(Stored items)
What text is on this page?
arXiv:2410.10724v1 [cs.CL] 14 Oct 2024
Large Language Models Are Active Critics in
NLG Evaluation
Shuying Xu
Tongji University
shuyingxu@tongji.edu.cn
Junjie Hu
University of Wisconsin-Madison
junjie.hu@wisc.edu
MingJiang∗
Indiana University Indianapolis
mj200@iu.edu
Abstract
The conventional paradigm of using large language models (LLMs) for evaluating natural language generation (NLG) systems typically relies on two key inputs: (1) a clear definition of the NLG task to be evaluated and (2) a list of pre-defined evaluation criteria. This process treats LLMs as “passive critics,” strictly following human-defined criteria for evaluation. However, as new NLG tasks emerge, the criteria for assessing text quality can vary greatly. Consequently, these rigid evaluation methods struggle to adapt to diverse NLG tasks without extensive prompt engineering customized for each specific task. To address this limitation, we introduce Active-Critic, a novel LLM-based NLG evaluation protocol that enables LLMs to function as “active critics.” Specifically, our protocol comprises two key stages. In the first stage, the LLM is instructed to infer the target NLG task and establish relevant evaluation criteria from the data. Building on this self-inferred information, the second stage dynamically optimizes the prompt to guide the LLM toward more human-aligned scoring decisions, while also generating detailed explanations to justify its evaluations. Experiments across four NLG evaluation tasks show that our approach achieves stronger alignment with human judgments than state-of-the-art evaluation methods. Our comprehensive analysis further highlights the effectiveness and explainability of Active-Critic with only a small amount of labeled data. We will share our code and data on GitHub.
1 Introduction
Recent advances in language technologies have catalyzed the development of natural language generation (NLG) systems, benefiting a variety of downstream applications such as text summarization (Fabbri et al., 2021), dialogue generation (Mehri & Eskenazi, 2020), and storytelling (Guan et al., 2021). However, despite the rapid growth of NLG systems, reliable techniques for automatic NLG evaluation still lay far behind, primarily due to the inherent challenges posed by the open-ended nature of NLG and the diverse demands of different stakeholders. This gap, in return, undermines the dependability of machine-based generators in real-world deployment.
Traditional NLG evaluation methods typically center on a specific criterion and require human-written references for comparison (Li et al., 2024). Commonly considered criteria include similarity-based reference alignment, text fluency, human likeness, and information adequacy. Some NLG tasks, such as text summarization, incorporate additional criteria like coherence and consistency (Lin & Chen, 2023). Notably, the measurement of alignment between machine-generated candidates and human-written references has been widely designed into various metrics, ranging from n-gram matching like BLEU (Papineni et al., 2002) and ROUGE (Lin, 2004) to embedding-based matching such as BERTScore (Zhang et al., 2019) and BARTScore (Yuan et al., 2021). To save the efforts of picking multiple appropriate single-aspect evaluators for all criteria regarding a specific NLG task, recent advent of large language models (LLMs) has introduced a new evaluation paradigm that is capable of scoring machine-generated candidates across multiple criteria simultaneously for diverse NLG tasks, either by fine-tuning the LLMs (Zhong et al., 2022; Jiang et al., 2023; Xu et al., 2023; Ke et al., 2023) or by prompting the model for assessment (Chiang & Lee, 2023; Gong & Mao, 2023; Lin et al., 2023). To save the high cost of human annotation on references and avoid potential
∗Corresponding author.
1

THE EXERCISE: Copy all of the data. Keep every word exactly as it is.

TASK RESULT:
What text is on this page?
arXiv:2410.10724v1 [cs.CL] 14 Oct 2024
Large Language Models Are Active Critics in
NLG Evaluation
Shuying Xu
Tongji University
shuyingxu@tongji.edu.cn
Junjie Hu
University of Wisconsin-Madison
junjie.hu@wisc.edu
MingJiang∗
Indiana University Indianapolis
mj200@iu.edu
Abstract
The conventional paradigm of using large language models (LLMs) for evaluating natural language generation (NLG) systems typically relies on two key inputs: (1) a clear definition of the NLG task to be evaluated and (2) a list of pre-defined evaluation criteria. This process treats LLMs as “passive critics,” strictly following human-defined criteria for evaluation. However, as new NLG tasks emerge, the criteria for assessing text quality can vary greatly. Consequently, these rigid evaluation methods struggle to adapt to diverse NLG tasks without extensive prompt engineering customized for each specific task. To address this limitation, we introduce Active-Critic, a novel LLM-based NLG evaluation protocol that enables LLMs to function as “active critics.” Specifically, our protocol comprises two key stages. In the first stage, the LLM is instructed to infer the target NLG task and establish relevant evaluation criteria from the data. Building on this self-inferred information, the second stage dynamically optimizes the prompt to guide the LLM toward more human-aligned scoring decisions, while also generating detailed explanations to justify its evaluations. Experiments across four NLG evaluation tasks show that our approach achieves stronger alignment with human judgments than state-of-the-art evaluation methods. Our comprehensive analysis further highlights the effectiveness and explainability of Active-Critic with only a small amount of labeled data. We will share our code and data on GitHub.
1 Introduction
Recent advances in language technologies have catalyzed the development of natural language generation (NLG) systems, benefiting a variety of downstream applications such as text summarization (Fabbri et al., 2021), dialogue generation (Mehri & Eskenazi, 2020), and storytelling (Guan et al., 2021). However, despite the rapid growth of NLG systems, reliable techniques for automatic NLG evaluation still lay far behind, primarily due to the inherent challenges posed by the open-ended nature of NLG and the diverse demands of different stakeholders. This gap, in return, undermines the dependability of machine-based generators in real-world deployment.
Traditional NLG evaluation methods typically center on a specific criterion and require human-written references for comparison (Li et al., 2024). Commonly considered criteria include similarity-based reference alignment, text fluency, human likeness, and information adequacy. Some NLG tasks, such as text summarization, incorporate additional criteria like coherence and consistency (Lin & Chen, 2023). Notably, the measurement of alignment between machine-generated candidates and human-written references has been widely designed into various metrics, ranging from n-gram matching like BLEU (Papineni et al., 2002) and ROUGE (Lin, 2004) to embedding-based matching such as BERTScore (Zhang et al., 2019) and BARTScore (Yuan et al., 2021). To save the efforts of picking multiple appropriate single-aspect evaluators for all criteria regarding a specific NLG task, recent advent of large language models (LLMs) has introduced a new evaluation paradigm that is capable of scoring machine-generated candidates across multiple criteria simultaneously for diverse NLG tasks, either by fine-tuning the LLMs (Zhong et al., 2022; Jiang et al., 2023; Xu et al., 2023; Ke et al., 2023) or by prompting the model for assessment (Chiang & Lee, 2023; Gong & Mao, 2023; Lin et al., 2023). To save the high cost of human annotation on references and avoid potential
∗Corresponding author.
1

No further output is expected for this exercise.